*Work to be completed:* Below is a block of records. Copy every line in it that contains the word "value".

*Records shown:*
*-*-*

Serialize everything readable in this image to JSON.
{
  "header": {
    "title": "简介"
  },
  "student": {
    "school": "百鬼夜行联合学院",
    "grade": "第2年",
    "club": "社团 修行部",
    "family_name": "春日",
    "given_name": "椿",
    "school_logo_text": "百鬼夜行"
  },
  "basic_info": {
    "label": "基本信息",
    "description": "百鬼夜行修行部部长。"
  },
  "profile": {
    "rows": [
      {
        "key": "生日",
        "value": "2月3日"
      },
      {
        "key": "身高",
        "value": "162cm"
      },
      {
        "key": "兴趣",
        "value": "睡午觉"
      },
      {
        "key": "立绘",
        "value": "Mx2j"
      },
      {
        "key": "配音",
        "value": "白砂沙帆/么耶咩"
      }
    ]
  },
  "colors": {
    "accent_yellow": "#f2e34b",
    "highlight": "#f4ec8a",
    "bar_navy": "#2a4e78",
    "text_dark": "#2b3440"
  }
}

*-*-*

*Complete answer:*
        "value": "2月3日"
        "value": "162cm"
        "value": "睡午觉"
        "value": "Mx2j"
        "value": "白砂沙帆/么耶咩"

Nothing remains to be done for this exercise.